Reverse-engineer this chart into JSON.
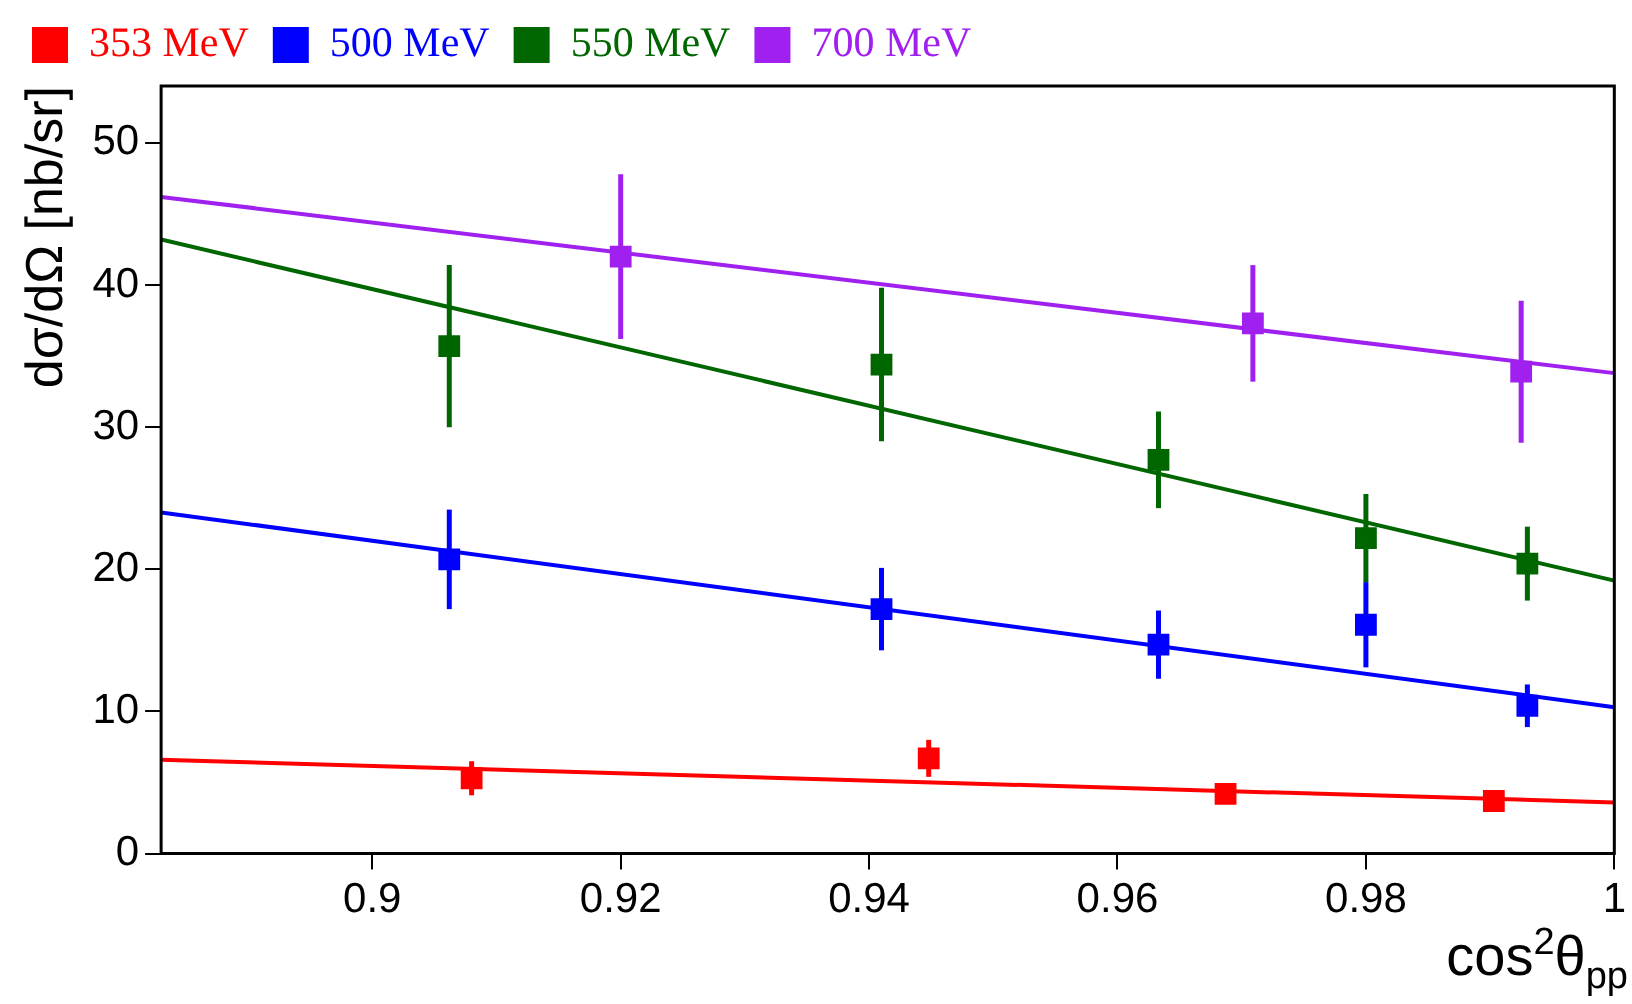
{
  "chart_data": {
    "type": "scatter",
    "xlabel": "cos$^{2}$θ$_{pp}$",
    "ylabel": "dσ/dΩ [nb/sr]",
    "xlim": [
      0.883,
      1
    ],
    "xticks": [
      0.9,
      0.92,
      0.94,
      0.96,
      0.98,
      1
    ],
    "ylim": [
      0,
      54
    ],
    "yticks": [
      0,
      10,
      20,
      30,
      40,
      50
    ],
    "grid": false,
    "legend": "top",
    "marker": "square",
    "series": [
      {
        "name": "353 MeV",
        "color": "#ff0000",
        "x": [
          0.908,
          0.9448,
          0.9687,
          0.9903
        ],
        "values": [
          5.3,
          6.7,
          4.2,
          3.7
        ],
        "errors": [
          1.2,
          1.3,
          0.6,
          0.4
        ]
      },
      {
        "name": "500 MeV",
        "color": "#0000ff",
        "x": [
          0.9062,
          0.941,
          0.9633,
          0.98,
          0.993
        ],
        "values": [
          20.7,
          17.2,
          14.7,
          16.1,
          10.4
        ],
        "errors": [
          3.5,
          2.9,
          2.4,
          3.0,
          1.5
        ]
      },
      {
        "name": "550 MeV",
        "color": "#006600",
        "x": [
          0.9062,
          0.941,
          0.9633,
          0.98,
          0.993
        ],
        "values": [
          35.7,
          34.4,
          27.7,
          22.2,
          20.4
        ],
        "errors": [
          5.7,
          5.4,
          3.4,
          3.1,
          2.6
        ]
      },
      {
        "name": "700 MeV",
        "color": "#a020f0",
        "x": [
          0.92,
          0.9709,
          0.9925
        ],
        "values": [
          42.0,
          37.3,
          33.9
        ],
        "errors": [
          5.8,
          4.1,
          5.0
        ]
      },
      {
        "type": "line",
        "marker": "none",
        "color": "#ff0000",
        "x": [
          0.883,
          1
        ],
        "values": [
          6.6,
          3.6
        ]
      },
      {
        "type": "line",
        "marker": "none",
        "color": "#0000ff",
        "x": [
          0.883,
          1
        ],
        "values": [
          24.0,
          10.3
        ]
      },
      {
        "type": "line",
        "marker": "none",
        "color": "#006600",
        "x": [
          0.883,
          1
        ],
        "values": [
          43.2,
          19.2
        ]
      },
      {
        "type": "line",
        "marker": "none",
        "color": "#a020f0",
        "x": [
          0.883,
          1
        ],
        "values": [
          46.2,
          33.8
        ]
      }
    ]
  }
}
------------------------
**To do**
Print each entry shown above with exact wording and no pictures.

**Exercise solution**
Reverse-engineer this chart into JSON.
{
  "chart_data": {
    "type": "scatter",
    "xlabel": "cos$^{2}$θ$_{pp}$",
    "ylabel": "dσ/dΩ [nb/sr]",
    "xlim": [
      0.883,
      1
    ],
    "xticks": [
      0.9,
      0.92,
      0.94,
      0.96,
      0.98,
      1
    ],
    "ylim": [
      0,
      54
    ],
    "yticks": [
      0,
      10,
      20,
      30,
      40,
      50
    ],
    "grid": false,
    "legend": "top",
    "marker": "square",
    "series": [
      {
        "name": "353 MeV",
        "color": "#ff0000",
        "x": [
          0.908,
          0.9448,
          0.9687,
          0.9903
        ],
        "values": [
          5.3,
          6.7,
          4.2,
          3.7
        ],
        "errors": [
          1.2,
          1.3,
          0.6,
          0.4
        ]
      },
      {
        "name": "500 MeV",
        "color": "#0000ff",
        "x": [
          0.9062,
          0.941,
          0.9633,
          0.98,
          0.993
        ],
        "values": [
          20.7,
          17.2,
          14.7,
          16.1,
          10.4
        ],
        "errors": [
          3.5,
          2.9,
          2.4,
          3.0,
          1.5
        ]
      },
      {
        "name": "550 MeV",
        "color": "#006600",
        "x": [
          0.9062,
          0.941,
          0.9633,
          0.98,
          0.993
        ],
        "values": [
          35.7,
          34.4,
          27.7,
          22.2,
          20.4
        ],
        "errors": [
          5.7,
          5.4,
          3.4,
          3.1,
          2.6
        ]
      },
      {
        "name": "700 MeV",
        "color": "#a020f0",
        "x": [
          0.92,
          0.9709,
          0.9925
        ],
        "values": [
          42.0,
          37.3,
          33.9
        ],
        "errors": [
          5.8,
          4.1,
          5.0
        ]
      },
      {
        "type": "line",
        "marker": "none",
        "color": "#ff0000",
        "x": [
          0.883,
          1
        ],
        "values": [
          6.6,
          3.6
        ]
      },
      {
        "type": "line",
        "marker": "none",
        "color": "#0000ff",
        "x": [
          0.883,
          1
        ],
        "values": [
          24.0,
          10.3
        ]
      },
      {
        "type": "line",
        "marker": "none",
        "color": "#006600",
        "x": [
          0.883,
          1
        ],
        "values": [
          43.2,
          19.2
        ]
      },
      {
        "type": "line",
        "marker": "none",
        "color": "#a020f0",
        "x": [
          0.883,
          1
        ],
        "values": [
          46.2,
          33.8
        ]
      }
    ]
  }
}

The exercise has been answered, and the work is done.